• What to do
State the number of lines in the material below that have "Identifies" in them, without any other text.
-- begin Dataset records --
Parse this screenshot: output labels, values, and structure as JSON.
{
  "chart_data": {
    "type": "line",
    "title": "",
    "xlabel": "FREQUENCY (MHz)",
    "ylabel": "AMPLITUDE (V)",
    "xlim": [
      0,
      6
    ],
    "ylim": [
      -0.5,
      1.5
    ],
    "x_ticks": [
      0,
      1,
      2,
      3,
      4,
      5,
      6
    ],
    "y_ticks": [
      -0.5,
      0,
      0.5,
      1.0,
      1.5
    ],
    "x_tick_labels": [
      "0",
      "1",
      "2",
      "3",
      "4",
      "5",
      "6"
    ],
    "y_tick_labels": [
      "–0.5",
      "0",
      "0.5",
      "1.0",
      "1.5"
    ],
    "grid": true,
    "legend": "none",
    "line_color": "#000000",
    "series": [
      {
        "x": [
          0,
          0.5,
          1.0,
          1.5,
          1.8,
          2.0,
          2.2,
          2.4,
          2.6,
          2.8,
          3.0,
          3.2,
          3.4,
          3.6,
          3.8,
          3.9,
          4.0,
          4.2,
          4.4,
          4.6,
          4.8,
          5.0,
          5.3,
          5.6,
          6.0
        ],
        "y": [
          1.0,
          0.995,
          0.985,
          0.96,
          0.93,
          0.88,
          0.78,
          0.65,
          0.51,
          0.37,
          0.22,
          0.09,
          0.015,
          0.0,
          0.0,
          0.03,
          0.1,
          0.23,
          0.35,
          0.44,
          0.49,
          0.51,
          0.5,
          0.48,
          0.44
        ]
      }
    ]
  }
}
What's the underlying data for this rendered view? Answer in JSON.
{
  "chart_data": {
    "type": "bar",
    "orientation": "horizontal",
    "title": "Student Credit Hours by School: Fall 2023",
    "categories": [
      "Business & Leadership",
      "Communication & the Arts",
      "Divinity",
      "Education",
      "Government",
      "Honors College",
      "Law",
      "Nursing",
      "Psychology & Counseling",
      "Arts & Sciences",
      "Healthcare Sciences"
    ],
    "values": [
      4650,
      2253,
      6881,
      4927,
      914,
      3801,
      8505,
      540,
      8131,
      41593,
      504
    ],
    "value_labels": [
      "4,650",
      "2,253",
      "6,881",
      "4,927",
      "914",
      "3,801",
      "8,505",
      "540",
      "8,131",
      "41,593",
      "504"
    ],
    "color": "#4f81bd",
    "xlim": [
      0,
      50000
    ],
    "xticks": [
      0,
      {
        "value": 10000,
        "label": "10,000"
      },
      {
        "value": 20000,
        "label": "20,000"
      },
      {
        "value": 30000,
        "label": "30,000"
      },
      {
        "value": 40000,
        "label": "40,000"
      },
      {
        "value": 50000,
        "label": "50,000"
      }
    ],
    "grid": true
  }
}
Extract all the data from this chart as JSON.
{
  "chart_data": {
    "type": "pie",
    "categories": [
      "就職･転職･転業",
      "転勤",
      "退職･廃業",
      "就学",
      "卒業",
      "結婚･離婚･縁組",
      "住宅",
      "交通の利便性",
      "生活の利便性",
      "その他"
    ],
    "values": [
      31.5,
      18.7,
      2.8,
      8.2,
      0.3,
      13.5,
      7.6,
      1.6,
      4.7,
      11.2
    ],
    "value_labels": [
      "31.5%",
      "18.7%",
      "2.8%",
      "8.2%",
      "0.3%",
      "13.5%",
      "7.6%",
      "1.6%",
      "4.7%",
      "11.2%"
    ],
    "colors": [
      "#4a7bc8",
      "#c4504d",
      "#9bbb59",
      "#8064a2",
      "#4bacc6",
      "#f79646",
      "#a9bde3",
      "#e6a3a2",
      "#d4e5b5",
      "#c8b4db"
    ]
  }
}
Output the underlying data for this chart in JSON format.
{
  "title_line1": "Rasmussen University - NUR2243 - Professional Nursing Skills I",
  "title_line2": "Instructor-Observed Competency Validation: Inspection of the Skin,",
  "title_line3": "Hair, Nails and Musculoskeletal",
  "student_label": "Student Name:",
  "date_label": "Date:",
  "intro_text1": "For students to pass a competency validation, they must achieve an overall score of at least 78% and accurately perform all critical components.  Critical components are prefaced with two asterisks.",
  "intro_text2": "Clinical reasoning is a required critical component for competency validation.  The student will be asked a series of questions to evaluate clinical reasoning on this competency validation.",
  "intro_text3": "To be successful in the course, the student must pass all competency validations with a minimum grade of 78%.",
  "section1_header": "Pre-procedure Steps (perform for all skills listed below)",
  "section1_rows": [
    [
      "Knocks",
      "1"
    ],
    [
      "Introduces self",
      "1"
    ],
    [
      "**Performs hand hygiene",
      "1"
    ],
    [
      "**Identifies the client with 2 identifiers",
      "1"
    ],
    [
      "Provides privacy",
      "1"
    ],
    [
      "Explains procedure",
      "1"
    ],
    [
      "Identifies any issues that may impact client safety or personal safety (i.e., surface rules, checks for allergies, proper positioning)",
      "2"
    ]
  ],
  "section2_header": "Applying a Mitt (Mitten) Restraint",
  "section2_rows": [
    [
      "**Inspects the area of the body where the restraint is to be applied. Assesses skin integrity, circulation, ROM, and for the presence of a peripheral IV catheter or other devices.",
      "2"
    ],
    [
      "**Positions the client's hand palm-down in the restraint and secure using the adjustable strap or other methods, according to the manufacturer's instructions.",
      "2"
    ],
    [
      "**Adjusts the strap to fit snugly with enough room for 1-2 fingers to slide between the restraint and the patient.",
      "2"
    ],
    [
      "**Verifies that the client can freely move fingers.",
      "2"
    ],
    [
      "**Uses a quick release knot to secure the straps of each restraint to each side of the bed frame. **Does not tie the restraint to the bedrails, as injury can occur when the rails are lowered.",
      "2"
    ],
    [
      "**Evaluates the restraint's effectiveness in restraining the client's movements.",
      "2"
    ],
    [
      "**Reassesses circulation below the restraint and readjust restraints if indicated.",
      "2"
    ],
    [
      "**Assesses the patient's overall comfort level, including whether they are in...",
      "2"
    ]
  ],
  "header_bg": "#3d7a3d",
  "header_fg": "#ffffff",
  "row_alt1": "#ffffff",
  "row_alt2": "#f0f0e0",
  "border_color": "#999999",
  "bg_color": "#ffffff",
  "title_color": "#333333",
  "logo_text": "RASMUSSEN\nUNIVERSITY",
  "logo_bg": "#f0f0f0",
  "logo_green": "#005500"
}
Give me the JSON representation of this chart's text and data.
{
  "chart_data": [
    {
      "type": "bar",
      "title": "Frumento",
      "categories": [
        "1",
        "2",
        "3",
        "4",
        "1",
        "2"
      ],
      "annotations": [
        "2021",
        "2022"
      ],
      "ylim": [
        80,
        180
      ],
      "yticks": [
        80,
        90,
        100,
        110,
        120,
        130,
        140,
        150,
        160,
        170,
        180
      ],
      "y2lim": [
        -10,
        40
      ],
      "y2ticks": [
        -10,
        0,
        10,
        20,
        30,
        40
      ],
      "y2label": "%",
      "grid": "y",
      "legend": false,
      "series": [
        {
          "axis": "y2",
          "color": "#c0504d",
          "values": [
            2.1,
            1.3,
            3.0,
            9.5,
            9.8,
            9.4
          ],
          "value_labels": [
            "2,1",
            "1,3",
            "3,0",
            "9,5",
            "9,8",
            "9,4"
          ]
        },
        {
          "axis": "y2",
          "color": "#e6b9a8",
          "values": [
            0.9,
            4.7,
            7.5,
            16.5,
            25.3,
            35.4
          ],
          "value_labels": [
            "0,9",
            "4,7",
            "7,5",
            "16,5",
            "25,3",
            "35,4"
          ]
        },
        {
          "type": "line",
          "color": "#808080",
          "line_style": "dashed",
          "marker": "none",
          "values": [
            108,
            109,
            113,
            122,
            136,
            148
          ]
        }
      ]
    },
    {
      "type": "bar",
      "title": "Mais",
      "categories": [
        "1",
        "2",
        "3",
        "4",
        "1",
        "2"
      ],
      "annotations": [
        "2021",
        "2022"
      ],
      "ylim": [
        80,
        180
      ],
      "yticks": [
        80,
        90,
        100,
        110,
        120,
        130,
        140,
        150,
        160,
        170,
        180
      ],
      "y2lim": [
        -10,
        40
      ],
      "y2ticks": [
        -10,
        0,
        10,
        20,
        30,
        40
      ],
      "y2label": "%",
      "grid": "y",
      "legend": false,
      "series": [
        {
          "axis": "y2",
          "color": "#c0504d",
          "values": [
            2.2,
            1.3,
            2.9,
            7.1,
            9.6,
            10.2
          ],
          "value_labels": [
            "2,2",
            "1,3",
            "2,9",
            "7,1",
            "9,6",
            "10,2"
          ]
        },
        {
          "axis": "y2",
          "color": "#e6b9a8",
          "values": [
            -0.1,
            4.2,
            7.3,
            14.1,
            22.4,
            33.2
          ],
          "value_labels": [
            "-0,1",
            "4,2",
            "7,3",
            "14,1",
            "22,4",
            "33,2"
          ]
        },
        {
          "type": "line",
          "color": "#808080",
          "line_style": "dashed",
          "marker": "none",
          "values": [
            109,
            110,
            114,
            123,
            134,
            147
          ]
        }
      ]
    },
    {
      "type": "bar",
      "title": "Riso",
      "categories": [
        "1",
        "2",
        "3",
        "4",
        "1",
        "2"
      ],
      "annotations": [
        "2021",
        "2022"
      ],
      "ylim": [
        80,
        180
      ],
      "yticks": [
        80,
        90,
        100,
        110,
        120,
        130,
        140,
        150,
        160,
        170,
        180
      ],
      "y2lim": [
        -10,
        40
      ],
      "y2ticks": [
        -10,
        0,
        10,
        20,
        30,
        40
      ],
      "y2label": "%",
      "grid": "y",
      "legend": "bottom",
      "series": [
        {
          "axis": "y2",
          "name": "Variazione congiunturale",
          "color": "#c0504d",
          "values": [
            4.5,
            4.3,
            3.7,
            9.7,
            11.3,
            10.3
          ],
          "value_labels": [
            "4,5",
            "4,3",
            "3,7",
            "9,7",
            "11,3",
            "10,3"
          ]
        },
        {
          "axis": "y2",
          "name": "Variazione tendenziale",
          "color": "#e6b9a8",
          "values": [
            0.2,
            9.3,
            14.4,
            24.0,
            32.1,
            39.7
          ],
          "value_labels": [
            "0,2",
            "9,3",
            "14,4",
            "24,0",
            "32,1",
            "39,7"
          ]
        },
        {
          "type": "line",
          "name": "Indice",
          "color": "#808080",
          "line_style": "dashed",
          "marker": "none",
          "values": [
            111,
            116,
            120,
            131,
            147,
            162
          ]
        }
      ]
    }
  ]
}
-- end Dataset records --
• Worked solution
2